▸ **Exercise goal**: What follows is a block of records; reproduce all of it verbatim.

▸ **Dataset records**:

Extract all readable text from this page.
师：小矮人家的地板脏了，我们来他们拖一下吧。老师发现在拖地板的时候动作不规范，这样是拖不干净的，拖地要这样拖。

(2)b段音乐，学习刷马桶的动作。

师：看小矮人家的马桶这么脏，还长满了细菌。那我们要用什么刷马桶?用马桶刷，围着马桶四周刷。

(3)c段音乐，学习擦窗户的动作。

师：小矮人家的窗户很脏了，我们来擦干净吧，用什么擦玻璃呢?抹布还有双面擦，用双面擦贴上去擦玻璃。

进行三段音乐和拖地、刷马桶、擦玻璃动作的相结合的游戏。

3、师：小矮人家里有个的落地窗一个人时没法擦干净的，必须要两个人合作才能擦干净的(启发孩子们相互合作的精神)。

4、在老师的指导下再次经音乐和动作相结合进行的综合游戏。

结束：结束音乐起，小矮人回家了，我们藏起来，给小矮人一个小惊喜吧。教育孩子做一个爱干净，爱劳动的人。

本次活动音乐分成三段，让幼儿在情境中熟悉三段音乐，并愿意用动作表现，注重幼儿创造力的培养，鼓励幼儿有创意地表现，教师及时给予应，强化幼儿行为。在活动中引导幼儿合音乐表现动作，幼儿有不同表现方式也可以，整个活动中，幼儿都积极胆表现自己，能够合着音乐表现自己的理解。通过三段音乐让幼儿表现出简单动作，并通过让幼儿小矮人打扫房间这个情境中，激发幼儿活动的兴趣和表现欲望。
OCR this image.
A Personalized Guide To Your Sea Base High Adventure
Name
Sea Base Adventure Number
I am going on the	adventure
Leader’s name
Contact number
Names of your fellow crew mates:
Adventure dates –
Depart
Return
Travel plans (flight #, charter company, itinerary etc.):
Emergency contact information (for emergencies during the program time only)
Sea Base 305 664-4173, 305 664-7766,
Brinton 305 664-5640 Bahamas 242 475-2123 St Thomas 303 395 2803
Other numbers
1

▸ **Complete response**:
Extract all readable text from this page.
师：小矮人家的地板脏了，我们来他们拖一下吧。老师发现在拖地板的时候动作不规范，这样是拖不干净的，拖地要这样拖。

(2)b段音乐，学习刷马桶的动作。

师：看小矮人家的马桶这么脏，还长满了细菌。那我们要用什么刷马桶?用马桶刷，围着马桶四周刷。

(3)c段音乐，学习擦窗户的动作。

师：小矮人家的窗户很脏了，我们来擦干净吧，用什么擦玻璃呢?抹布还有双面擦，用双面擦贴上去擦玻璃。

进行三段音乐和拖地、刷马桶、擦玻璃动作的相结合的游戏。

3、师：小矮人家里有个的落地窗一个人时没法擦干净的，必须要两个人合作才能擦干净的(启发孩子们相互合作的精神)。

4、在老师的指导下再次经音乐和动作相结合进行的综合游戏。

结束：结束音乐起，小矮人回家了，我们藏起来，给小矮人一个小惊喜吧。教育孩子做一个爱干净，爱劳动的人。

本次活动音乐分成三段，让幼儿在情境中熟悉三段音乐，并愿意用动作表现，注重幼儿创造力的培养，鼓励幼儿有创意地表现，教师及时给予应，强化幼儿行为。在活动中引导幼儿合音乐表现动作，幼儿有不同表现方式也可以，整个活动中，幼儿都积极胆表现自己，能够合着音乐表现自己的理解。通过三段音乐让幼儿表现出简单动作，并通过让幼儿小矮人打扫房间这个情境中，激发幼儿活动的兴趣和表现欲望。
OCR this image.
A Personalized Guide To Your Sea Base High Adventure
Name
Sea Base Adventure Number
I am going on the	adventure
Leader’s name
Contact number
Names of your fellow crew mates:
Adventure dates –
Depart
Return
Travel plans (flight #, charter company, itinerary etc.):
Emergency contact information (for emergencies during the program time only)
Sea Base 305 664-4173, 305 664-7766,
Brinton 305 664-5640 Bahamas 242 475-2123 St Thomas 303 395 2803
Other numbers
1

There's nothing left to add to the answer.